*** DATA PROVIDED ***

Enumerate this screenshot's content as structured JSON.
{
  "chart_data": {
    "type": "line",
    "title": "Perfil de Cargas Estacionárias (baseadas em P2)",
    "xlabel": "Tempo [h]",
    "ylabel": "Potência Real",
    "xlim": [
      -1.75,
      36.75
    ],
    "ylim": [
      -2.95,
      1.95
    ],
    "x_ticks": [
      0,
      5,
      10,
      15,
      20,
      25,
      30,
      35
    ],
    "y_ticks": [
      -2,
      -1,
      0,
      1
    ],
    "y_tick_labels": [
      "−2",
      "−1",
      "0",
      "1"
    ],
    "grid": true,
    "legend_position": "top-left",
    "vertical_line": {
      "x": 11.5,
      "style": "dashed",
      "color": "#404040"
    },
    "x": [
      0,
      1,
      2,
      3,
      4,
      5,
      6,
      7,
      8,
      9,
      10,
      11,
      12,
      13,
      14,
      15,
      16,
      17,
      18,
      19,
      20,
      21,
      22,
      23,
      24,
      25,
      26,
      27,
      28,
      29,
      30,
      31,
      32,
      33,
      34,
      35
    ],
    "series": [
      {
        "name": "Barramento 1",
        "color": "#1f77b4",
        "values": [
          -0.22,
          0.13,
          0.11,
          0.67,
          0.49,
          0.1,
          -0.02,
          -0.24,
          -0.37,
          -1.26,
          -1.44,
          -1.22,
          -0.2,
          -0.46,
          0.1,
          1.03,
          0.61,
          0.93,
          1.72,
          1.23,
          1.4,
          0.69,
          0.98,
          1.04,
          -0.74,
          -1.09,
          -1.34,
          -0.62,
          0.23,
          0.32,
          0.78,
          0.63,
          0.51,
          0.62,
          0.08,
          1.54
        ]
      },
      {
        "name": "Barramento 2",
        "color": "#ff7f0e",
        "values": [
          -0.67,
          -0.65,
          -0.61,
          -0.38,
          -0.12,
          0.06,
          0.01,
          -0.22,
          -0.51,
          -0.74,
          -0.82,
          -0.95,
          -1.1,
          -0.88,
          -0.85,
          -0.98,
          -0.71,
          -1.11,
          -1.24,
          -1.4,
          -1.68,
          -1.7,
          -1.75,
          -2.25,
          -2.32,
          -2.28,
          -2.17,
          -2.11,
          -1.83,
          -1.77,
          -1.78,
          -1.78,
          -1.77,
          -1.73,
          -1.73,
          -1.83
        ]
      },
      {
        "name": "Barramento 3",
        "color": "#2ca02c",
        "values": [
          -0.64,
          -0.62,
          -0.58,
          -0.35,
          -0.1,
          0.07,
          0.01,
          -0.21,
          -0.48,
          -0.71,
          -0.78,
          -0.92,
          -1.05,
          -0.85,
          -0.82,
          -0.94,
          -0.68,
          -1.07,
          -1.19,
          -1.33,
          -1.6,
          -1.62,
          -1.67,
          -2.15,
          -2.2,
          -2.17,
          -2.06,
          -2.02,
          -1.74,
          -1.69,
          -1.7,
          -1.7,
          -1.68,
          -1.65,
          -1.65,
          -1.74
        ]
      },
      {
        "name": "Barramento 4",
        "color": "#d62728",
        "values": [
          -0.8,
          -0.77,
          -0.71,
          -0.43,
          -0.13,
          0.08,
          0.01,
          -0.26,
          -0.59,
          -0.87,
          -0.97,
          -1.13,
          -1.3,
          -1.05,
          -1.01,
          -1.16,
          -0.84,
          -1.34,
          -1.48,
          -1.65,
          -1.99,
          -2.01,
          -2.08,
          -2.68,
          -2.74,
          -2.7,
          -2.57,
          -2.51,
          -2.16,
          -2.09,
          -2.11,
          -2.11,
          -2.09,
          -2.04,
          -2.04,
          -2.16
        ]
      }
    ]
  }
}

***

EXERCISE TASK:
Extract every line above exactly as it stands.

OUTPUT OF THE EXERCISE:
Enumerate this screenshot's content as structured JSON.
{
  "chart_data": {
    "type": "line",
    "title": "Perfil de Cargas Estacionárias (baseadas em P2)",
    "xlabel": "Tempo [h]",
    "ylabel": "Potência Real",
    "xlim": [
      -1.75,
      36.75
    ],
    "ylim": [
      -2.95,
      1.95
    ],
    "x_ticks": [
      0,
      5,
      10,
      15,
      20,
      25,
      30,
      35
    ],
    "y_ticks": [
      -2,
      -1,
      0,
      1
    ],
    "y_tick_labels": [
      "−2",
      "−1",
      "0",
      "1"
    ],
    "grid": true,
    "legend_position": "top-left",
    "vertical_line": {
      "x": 11.5,
      "style": "dashed",
      "color": "#404040"
    },
    "x": [
      0,
      1,
      2,
      3,
      4,
      5,
      6,
      7,
      8,
      9,
      10,
      11,
      12,
      13,
      14,
      15,
      16,
      17,
      18,
      19,
      20,
      21,
      22,
      23,
      24,
      25,
      26,
      27,
      28,
      29,
      30,
      31,
      32,
      33,
      34,
      35
    ],
    "series": [
      {
        "name": "Barramento 1",
        "color": "#1f77b4",
        "values": [
          -0.22,
          0.13,
          0.11,
          0.67,
          0.49,
          0.1,
          -0.02,
          -0.24,
          -0.37,
          -1.26,
          -1.44,
          -1.22,
          -0.2,
          -0.46,
          0.1,
          1.03,
          0.61,
          0.93,
          1.72,
          1.23,
          1.4,
          0.69,
          0.98,
          1.04,
          -0.74,
          -1.09,
          -1.34,
          -0.62,
          0.23,
          0.32,
          0.78,
          0.63,
          0.51,
          0.62,
          0.08,
          1.54
        ]
      },
      {
        "name": "Barramento 2",
        "color": "#ff7f0e",
        "values": [
          -0.67,
          -0.65,
          -0.61,
          -0.38,
          -0.12,
          0.06,
          0.01,
          -0.22,
          -0.51,
          -0.74,
          -0.82,
          -0.95,
          -1.1,
          -0.88,
          -0.85,
          -0.98,
          -0.71,
          -1.11,
          -1.24,
          -1.4,
          -1.68,
          -1.7,
          -1.75,
          -2.25,
          -2.32,
          -2.28,
          -2.17,
          -2.11,
          -1.83,
          -1.77,
          -1.78,
          -1.78,
          -1.77,
          -1.73,
          -1.73,
          -1.83
        ]
      },
      {
        "name": "Barramento 3",
        "color": "#2ca02c",
        "values": [
          -0.64,
          -0.62,
          -0.58,
          -0.35,
          -0.1,
          0.07,
          0.01,
          -0.21,
          -0.48,
          -0.71,
          -0.78,
          -0.92,
          -1.05,
          -0.85,
          -0.82,
          -0.94,
          -0.68,
          -1.07,
          -1.19,
          -1.33,
          -1.6,
          -1.62,
          -1.67,
          -2.15,
          -2.2,
          -2.17,
          -2.06,
          -2.02,
          -1.74,
          -1.69,
          -1.7,
          -1.7,
          -1.68,
          -1.65,
          -1.65,
          -1.74
        ]
      },
      {
        "name": "Barramento 4",
        "color": "#d62728",
        "values": [
          -0.8,
          -0.77,
          -0.71,
          -0.43,
          -0.13,
          0.08,
          0.01,
          -0.26,
          -0.59,
          -0.87,
          -0.97,
          -1.13,
          -1.3,
          -1.05,
          -1.01,
          -1.16,
          -0.84,
          -1.34,
          -1.48,
          -1.65,
          -1.99,
          -2.01,
          -2.08,
          -2.68,
          -2.74,
          -2.7,
          -2.57,
          -2.51,
          -2.16,
          -2.09,
          -2.11,
          -2.11,
          -2.09,
          -2.04,
          -2.04,
          -2.16
        ]
      }
    ]
  }
}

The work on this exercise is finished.